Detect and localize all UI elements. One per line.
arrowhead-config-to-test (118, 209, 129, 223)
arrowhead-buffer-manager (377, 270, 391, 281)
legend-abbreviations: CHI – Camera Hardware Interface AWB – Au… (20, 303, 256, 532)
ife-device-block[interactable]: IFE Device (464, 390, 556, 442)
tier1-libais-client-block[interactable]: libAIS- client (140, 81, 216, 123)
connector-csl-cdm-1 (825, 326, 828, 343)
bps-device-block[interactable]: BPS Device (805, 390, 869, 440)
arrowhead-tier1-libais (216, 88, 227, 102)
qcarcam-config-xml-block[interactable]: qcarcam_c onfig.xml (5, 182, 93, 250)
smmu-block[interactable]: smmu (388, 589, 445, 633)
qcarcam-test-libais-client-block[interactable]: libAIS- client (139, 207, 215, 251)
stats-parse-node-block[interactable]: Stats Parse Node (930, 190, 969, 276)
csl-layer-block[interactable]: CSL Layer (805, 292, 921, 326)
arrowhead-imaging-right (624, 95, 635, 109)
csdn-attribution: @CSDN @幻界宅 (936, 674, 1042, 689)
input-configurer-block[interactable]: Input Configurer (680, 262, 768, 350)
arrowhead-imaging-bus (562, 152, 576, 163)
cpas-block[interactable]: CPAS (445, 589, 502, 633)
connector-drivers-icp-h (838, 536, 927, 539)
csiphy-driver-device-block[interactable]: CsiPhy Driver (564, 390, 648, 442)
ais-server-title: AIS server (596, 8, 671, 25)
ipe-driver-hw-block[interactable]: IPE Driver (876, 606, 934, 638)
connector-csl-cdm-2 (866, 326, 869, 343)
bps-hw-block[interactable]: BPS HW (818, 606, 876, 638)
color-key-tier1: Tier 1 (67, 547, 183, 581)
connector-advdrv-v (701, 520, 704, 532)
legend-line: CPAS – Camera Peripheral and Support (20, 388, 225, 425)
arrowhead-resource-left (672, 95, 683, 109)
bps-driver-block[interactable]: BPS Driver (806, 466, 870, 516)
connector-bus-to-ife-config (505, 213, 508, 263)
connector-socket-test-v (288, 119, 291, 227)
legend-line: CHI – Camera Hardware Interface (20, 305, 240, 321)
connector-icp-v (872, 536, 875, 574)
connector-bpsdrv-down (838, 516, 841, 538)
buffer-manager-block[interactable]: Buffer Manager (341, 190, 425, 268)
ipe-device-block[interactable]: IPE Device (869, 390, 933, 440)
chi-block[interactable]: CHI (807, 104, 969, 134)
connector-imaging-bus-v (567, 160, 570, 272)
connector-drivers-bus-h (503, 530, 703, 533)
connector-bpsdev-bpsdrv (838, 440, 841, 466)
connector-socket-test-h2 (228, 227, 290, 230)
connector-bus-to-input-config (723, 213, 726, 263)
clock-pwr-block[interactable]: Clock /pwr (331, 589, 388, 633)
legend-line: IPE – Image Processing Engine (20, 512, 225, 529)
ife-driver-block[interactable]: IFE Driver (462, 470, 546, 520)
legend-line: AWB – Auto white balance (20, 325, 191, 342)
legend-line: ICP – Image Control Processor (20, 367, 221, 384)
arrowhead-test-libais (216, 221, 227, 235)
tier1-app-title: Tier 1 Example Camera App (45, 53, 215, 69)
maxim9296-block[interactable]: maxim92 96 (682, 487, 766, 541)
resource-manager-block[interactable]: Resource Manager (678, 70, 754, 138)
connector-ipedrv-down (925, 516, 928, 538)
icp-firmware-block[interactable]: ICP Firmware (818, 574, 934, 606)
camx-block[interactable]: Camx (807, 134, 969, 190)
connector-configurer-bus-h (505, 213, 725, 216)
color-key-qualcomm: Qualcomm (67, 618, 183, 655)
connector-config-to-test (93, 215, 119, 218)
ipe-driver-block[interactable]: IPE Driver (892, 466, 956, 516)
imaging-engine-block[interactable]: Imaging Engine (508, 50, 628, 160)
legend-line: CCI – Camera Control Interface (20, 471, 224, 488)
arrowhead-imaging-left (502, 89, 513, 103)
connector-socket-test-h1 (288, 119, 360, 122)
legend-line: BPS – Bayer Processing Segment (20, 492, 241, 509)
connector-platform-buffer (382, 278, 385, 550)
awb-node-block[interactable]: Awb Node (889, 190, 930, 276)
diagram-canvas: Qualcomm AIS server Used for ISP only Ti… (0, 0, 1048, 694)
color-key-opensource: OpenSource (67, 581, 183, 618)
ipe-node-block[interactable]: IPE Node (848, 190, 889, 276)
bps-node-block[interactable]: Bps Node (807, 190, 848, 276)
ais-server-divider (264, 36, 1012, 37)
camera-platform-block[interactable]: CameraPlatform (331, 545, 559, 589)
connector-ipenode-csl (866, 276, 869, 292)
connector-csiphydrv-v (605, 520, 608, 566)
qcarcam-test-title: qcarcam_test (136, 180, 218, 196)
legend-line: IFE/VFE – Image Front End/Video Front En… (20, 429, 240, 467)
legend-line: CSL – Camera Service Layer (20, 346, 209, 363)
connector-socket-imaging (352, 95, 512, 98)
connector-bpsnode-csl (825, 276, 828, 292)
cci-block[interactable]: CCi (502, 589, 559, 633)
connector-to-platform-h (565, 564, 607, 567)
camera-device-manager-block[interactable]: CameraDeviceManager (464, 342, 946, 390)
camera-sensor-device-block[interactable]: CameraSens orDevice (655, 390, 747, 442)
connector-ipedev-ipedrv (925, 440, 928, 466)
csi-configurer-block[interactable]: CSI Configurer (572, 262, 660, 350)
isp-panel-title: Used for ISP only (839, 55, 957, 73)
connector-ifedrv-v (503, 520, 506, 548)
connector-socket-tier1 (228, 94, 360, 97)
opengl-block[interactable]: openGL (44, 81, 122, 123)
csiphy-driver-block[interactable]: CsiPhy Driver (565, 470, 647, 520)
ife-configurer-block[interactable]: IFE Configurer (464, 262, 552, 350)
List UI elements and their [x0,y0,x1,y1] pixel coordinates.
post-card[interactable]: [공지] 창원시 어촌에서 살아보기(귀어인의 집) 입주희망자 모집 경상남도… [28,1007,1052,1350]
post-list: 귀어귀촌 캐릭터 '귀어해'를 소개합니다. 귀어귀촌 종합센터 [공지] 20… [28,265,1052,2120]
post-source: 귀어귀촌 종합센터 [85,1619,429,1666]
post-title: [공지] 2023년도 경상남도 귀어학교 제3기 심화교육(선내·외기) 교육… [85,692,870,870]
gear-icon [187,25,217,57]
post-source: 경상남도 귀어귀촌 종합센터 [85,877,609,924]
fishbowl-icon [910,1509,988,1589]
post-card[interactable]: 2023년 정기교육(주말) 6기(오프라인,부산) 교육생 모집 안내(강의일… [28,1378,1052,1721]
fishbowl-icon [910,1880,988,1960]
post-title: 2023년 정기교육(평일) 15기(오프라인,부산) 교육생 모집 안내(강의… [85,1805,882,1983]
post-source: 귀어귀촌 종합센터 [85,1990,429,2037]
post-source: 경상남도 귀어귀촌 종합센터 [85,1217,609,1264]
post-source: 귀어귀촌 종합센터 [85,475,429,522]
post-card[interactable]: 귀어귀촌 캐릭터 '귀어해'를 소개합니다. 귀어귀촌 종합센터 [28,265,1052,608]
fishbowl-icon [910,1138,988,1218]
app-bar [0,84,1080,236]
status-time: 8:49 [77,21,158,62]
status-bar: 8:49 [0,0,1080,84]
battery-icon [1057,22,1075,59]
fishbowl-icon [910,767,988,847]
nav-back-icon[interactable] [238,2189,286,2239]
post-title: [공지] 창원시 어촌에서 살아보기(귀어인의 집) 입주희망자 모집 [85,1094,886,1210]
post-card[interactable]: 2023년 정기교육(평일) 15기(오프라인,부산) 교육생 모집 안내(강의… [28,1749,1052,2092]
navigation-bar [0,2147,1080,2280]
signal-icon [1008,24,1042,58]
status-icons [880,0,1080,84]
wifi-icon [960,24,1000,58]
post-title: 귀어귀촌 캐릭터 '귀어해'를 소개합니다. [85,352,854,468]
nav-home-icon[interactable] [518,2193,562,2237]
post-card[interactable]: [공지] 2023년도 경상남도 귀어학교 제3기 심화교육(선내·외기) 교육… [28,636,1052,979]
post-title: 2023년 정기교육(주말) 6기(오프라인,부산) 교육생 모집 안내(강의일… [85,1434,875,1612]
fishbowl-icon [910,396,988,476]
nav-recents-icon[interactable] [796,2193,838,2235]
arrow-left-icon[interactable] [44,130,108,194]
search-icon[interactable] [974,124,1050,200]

------------------------------------------------

◆ **Problem to solve**
Rewrite the rows from the first one through the line containing "legend-abbreviations: CHI –", inclusive, as a numbered list, leaving out any blank lines.

◆ **Worked answer**
1. Detect and localize all UI elements. One per line.
2. arrowhead-config-to-test (118, 209, 129, 223)
3. arrowhead-buffer-manager (377, 270, 391, 281)
4. legend-abbreviations: CHI – Camera Hardware Interface AWB – Au… (20, 303, 256, 532)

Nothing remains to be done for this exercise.